### Structured figure records

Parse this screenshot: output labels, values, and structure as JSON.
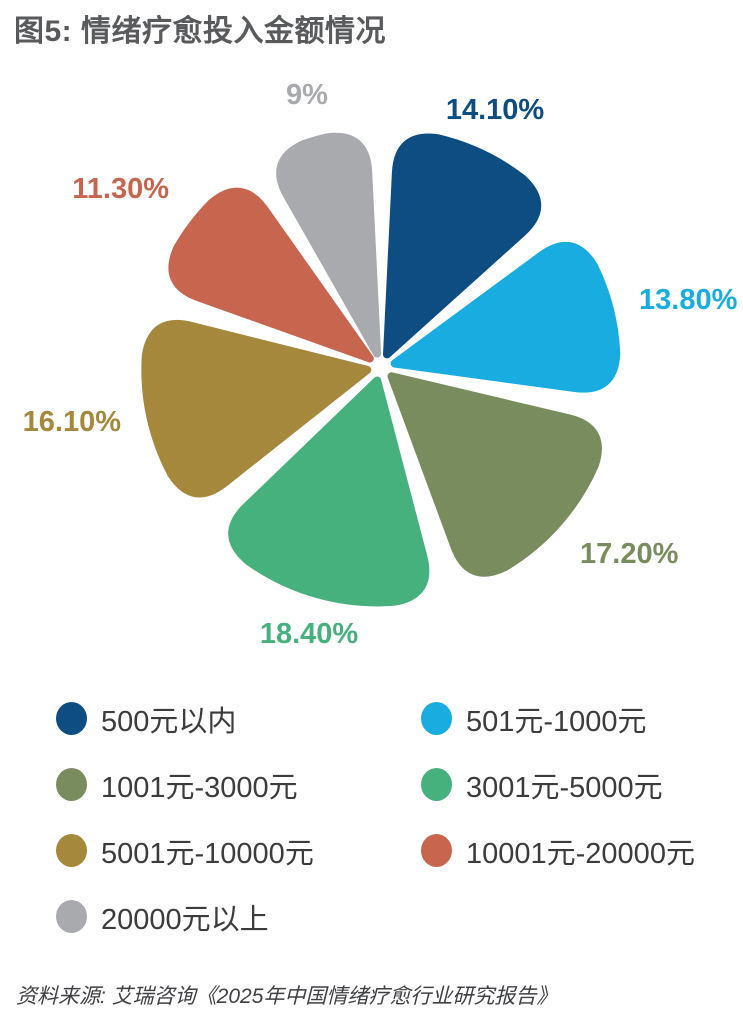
{
  "title": "图5: 情绪疗愈投入金额情况",
  "source": "资料来源: 艾瑞咨询《2025年中国情绪疗愈行业研究报告》",
  "chart_data": {
    "type": "pie",
    "title": "情绪疗愈投入金额情况",
    "style": "exploded rounded-petal pie",
    "start_angle_deg": 0,
    "direction": "clockwise",
    "legend_position": "bottom",
    "slices": [
      {
        "label": "500元以内",
        "value": 14.1,
        "display": "14.10%",
        "color": "#0d4d82"
      },
      {
        "label": "501元-1000元",
        "value": 13.8,
        "display": "13.80%",
        "color": "#19ace0"
      },
      {
        "label": "1001元-3000元",
        "value": 17.2,
        "display": "17.20%",
        "color": "#798c5e"
      },
      {
        "label": "3001元-5000元",
        "value": 18.4,
        "display": "18.40%",
        "color": "#47b17d"
      },
      {
        "label": "5001元-10000元",
        "value": 16.1,
        "display": "16.10%",
        "color": "#a5883c"
      },
      {
        "label": "10001元-20000元",
        "value": 11.3,
        "display": "11.30%",
        "color": "#c8654f"
      },
      {
        "label": "20000元以上",
        "value": 9.0,
        "display": "9%",
        "color": "#a8aaad"
      }
    ]
  }
}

### Problem to solve
Gather up every line in the data above that contains the word "color", copying each one.

### Response to this task
        "color": "#0d4d82"
        "color": "#19ace0"
        "color": "#798c5e"
        "color": "#47b17d"
        "color": "#a5883c"
        "color": "#c8654f"
        "color": "#a8aaad"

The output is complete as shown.